List all lines of the data that include the string "Someone".

= = = =

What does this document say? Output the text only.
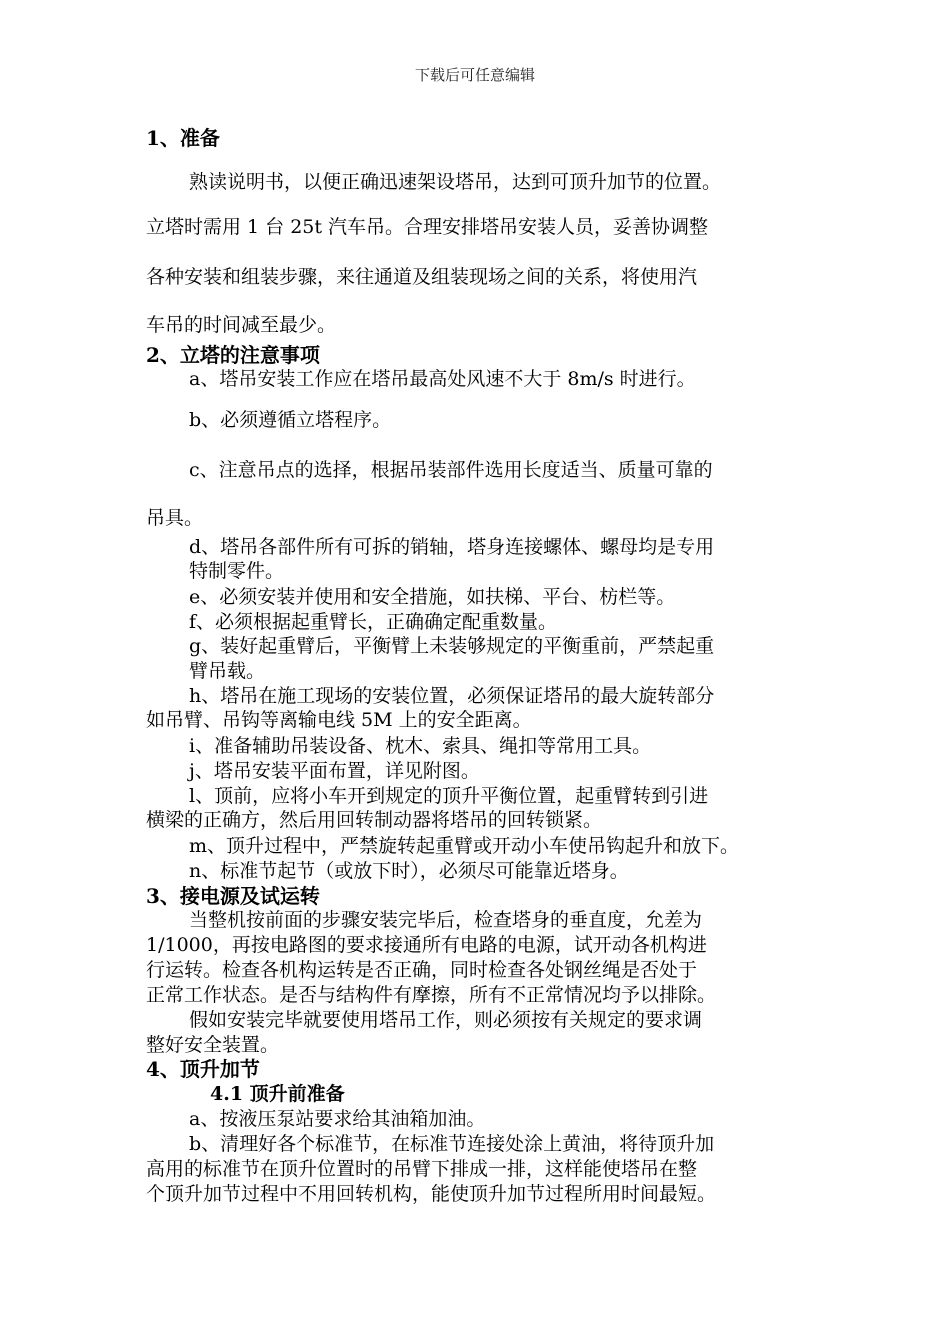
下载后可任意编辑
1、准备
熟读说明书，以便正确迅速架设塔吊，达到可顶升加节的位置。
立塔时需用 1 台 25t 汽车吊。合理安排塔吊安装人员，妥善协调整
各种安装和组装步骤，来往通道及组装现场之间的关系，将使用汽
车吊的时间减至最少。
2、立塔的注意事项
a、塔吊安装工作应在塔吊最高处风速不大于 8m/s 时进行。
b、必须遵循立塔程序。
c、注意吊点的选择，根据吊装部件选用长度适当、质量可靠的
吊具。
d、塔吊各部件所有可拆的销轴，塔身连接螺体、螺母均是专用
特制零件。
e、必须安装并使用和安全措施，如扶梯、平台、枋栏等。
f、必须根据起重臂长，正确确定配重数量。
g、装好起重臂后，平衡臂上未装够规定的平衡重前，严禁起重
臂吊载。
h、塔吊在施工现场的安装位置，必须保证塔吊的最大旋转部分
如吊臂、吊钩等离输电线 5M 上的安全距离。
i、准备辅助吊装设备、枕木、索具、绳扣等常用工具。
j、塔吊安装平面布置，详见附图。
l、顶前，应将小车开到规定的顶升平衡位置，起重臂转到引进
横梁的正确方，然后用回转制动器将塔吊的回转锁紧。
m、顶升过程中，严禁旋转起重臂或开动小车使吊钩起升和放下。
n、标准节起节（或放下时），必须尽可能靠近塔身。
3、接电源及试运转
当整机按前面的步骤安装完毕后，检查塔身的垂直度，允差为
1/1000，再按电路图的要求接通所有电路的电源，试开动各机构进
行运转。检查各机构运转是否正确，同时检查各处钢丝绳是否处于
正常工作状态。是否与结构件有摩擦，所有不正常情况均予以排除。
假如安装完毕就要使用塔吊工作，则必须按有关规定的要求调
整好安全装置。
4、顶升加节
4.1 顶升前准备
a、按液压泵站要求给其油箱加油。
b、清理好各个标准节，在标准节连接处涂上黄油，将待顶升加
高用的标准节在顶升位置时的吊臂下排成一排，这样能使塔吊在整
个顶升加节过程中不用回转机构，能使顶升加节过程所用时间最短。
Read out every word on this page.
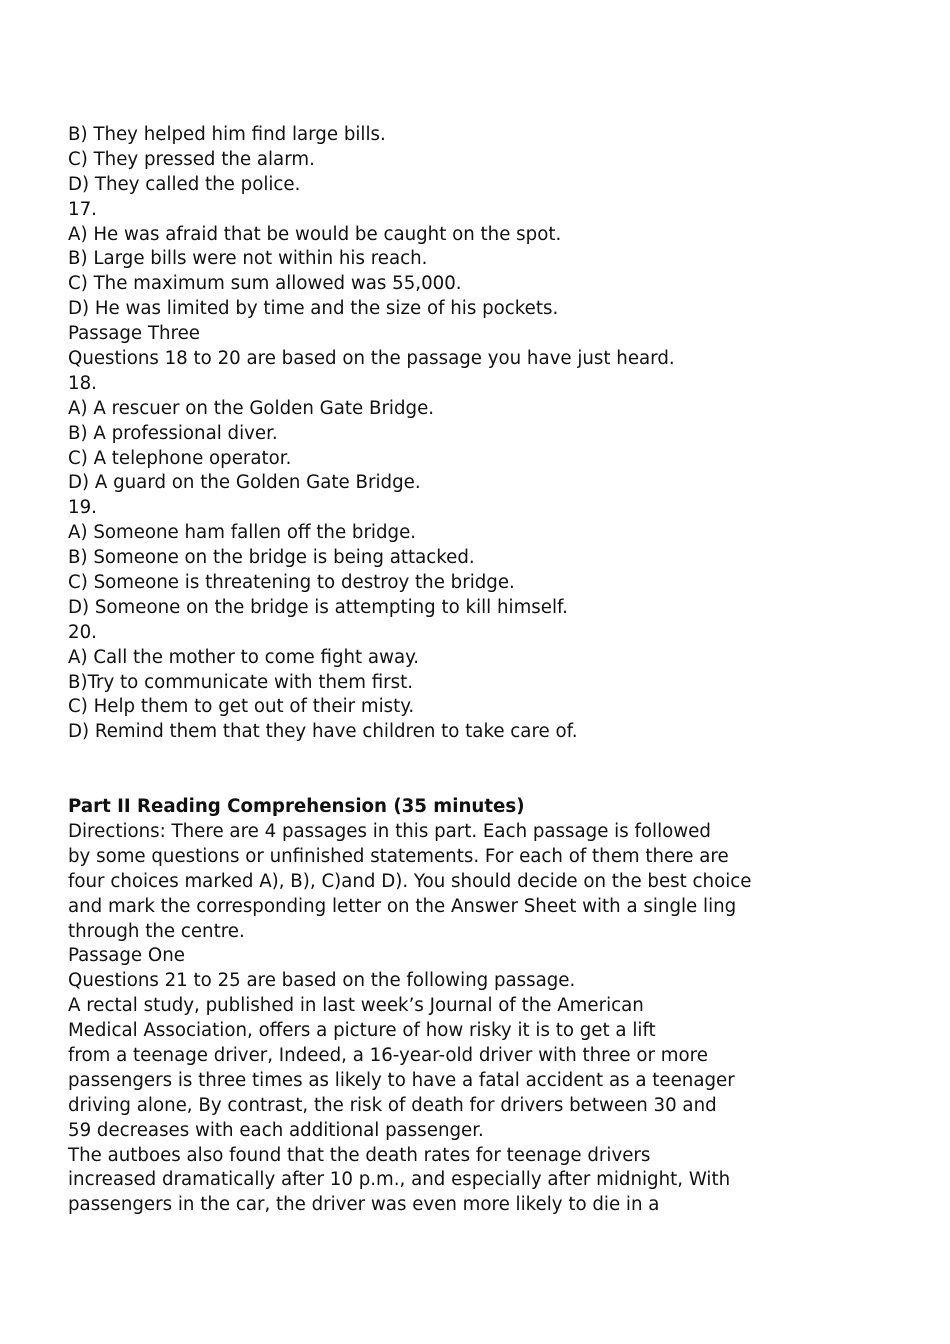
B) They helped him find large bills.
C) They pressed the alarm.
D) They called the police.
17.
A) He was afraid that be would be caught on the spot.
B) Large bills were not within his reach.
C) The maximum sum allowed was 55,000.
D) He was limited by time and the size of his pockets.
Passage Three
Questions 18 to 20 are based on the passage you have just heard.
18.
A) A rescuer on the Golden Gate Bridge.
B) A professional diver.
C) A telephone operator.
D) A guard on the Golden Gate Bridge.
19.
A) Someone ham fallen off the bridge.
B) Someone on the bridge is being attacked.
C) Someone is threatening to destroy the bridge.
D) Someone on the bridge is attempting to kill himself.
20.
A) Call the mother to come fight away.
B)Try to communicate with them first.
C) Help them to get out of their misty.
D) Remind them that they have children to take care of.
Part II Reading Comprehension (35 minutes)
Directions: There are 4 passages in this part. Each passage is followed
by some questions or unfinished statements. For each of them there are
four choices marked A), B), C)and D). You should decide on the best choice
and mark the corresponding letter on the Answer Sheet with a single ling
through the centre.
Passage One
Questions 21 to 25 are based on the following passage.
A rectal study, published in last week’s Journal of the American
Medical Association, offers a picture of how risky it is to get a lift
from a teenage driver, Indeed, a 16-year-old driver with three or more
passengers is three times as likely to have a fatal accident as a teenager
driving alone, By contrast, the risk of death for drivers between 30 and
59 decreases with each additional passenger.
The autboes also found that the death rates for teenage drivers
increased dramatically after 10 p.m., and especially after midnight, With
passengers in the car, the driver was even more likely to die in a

= = = =

* ANSWER:
A) Someone ham fallen off the bridge.
B) Someone on the bridge is being attacked.
C) Someone is threatening to destroy the bridge.
D) Someone on the bridge is attempting to kill himself.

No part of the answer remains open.